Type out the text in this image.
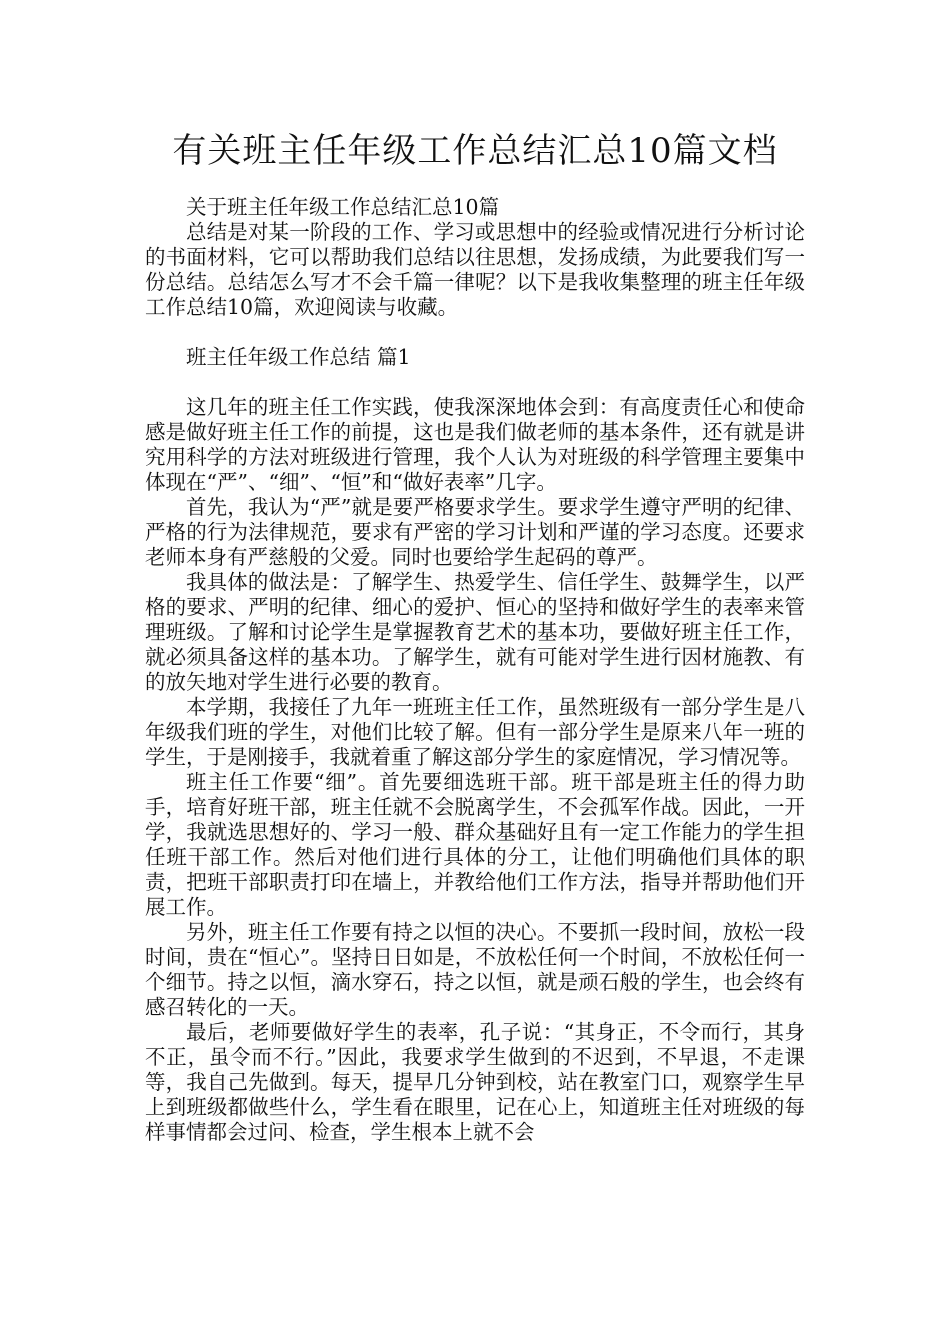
有关班主任年级工作总结汇总10篇文档

关于班主任年级工作总结汇总10篇

总结是对某一阶段的工作、学习或思想中的经验或情况进行分析讨论的书面材料，它可以帮助我们总结以往思想，发扬成绩，为此要我们写一份总结。总结怎么写才不会千篇一律呢？以下是我收集整理的班主任年级工作总结10篇，欢迎阅读与收藏。

班主任年级工作总结 篇1

这几年的班主任工作实践，使我深深地体会到：有高度责任心和使命感是做好班主任工作的前提，这也是我们做老师的基本条件，还有就是讲究用科学的方法对班级进行管理，我个人认为对班级的科学管理主要集中体现在“严”、“细”、“恒”和“做好表率”几字。

首先，我认为“严”就是要严格要求学生。要求学生遵守严明的纪律、严格的行为法律规范，要求有严密的学习计划和严谨的学习态度。还要求老师本身有严慈般的父爱。同时也要给学生起码的尊严。

我具体的做法是：了解学生、热爱学生、信任学生、鼓舞学生，以严格的要求、严明的纪律、细心的爱护、恒心的坚持和做好学生的表率来管理班级。了解和讨论学生是掌握教育艺术的基本功，要做好班主任工作，就必须具备这样的基本功。了解学生，就有可能对学生进行因材施教、有的放矢地对学生进行必要的教育。

本学期，我接任了九年一班班主任工作，虽然班级有一部分学生是八年级我们班的学生，对他们比较了解。但有一部分学生是原来八年一班的学生，于是刚接手，我就着重了解这部分学生的家庭情况，学习情况等。

班主任工作要“细”。首先要细选班干部。班干部是班主任的得力助手，培育好班干部，班主任就不会脱离学生，不会孤军作战。因此，一开学，我就选思想好的、学习一般、群众基础好且有一定工作能力的学生担任班干部工作。然后对他们进行具体的分工，让他们明确他们具体的职责，把班干部职责打印在墙上，并教给他们工作方法，指导并帮助他们开展工作。

另外，班主任工作要有持之以恒的决心。不要抓一段时间，放松一段时间，贵在“恒心”。坚持日日如是，不放松任何一个时间，不放松任何一个细节。持之以恒，滴水穿石，持之以恒，就是顽石般的学生，也会终有感召转化的一天。

最后，老师要做好学生的表率，孔子说：“其身正，不令而行，其身不正，虽令而不行。”因此，我要求学生做到的不迟到，不早退，不走课等，我自己先做到。每天，提早几分钟到校，站在教室门口，观察学生早上到班级都做些什么，学生看在眼里，记在心上，知道班主任对班级的每样事情都会过问、检查，学生根本上就不会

◆ ◆ ◆ ◆

### REQUEST
Write the records out again in full, exactly, and skip every picture.

### TASK OUTPUT
Type out the text in this image.
有关班主任年级工作总结汇总10篇文档

关于班主任年级工作总结汇总10篇

总结是对某一阶段的工作、学习或思想中的经验或情况进行分析讨论的书面材料，它可以帮助我们总结以往思想，发扬成绩，为此要我们写一份总结。总结怎么写才不会千篇一律呢？以下是我收集整理的班主任年级工作总结10篇，欢迎阅读与收藏。

班主任年级工作总结 篇1

这几年的班主任工作实践，使我深深地体会到：有高度责任心和使命感是做好班主任工作的前提，这也是我们做老师的基本条件，还有就是讲究用科学的方法对班级进行管理，我个人认为对班级的科学管理主要集中体现在“严”、“细”、“恒”和“做好表率”几字。

首先，我认为“严”就是要严格要求学生。要求学生遵守严明的纪律、严格的行为法律规范，要求有严密的学习计划和严谨的学习态度。还要求老师本身有严慈般的父爱。同时也要给学生起码的尊严。

我具体的做法是：了解学生、热爱学生、信任学生、鼓舞学生，以严格的要求、严明的纪律、细心的爱护、恒心的坚持和做好学生的表率来管理班级。了解和讨论学生是掌握教育艺术的基本功，要做好班主任工作，就必须具备这样的基本功。了解学生，就有可能对学生进行因材施教、有的放矢地对学生进行必要的教育。

本学期，我接任了九年一班班主任工作，虽然班级有一部分学生是八年级我们班的学生，对他们比较了解。但有一部分学生是原来八年一班的学生，于是刚接手，我就着重了解这部分学生的家庭情况，学习情况等。

班主任工作要“细”。首先要细选班干部。班干部是班主任的得力助手，培育好班干部，班主任就不会脱离学生，不会孤军作战。因此，一开学，我就选思想好的、学习一般、群众基础好且有一定工作能力的学生担任班干部工作。然后对他们进行具体的分工，让他们明确他们具体的职责，把班干部职责打印在墙上，并教给他们工作方法，指导并帮助他们开展工作。

另外，班主任工作要有持之以恒的决心。不要抓一段时间，放松一段时间，贵在“恒心”。坚持日日如是，不放松任何一个时间，不放松任何一个细节。持之以恒，滴水穿石，持之以恒，就是顽石般的学生，也会终有感召转化的一天。

最后，老师要做好学生的表率，孔子说：“其身正，不令而行，其身不正，虽令而不行。”因此，我要求学生做到的不迟到，不早退，不走课等，我自己先做到。每天，提早几分钟到校，站在教室门口，观察学生早上到班级都做些什么，学生看在眼里，记在心上，知道班主任对班级的每样事情都会过问、检查，学生根本上就不会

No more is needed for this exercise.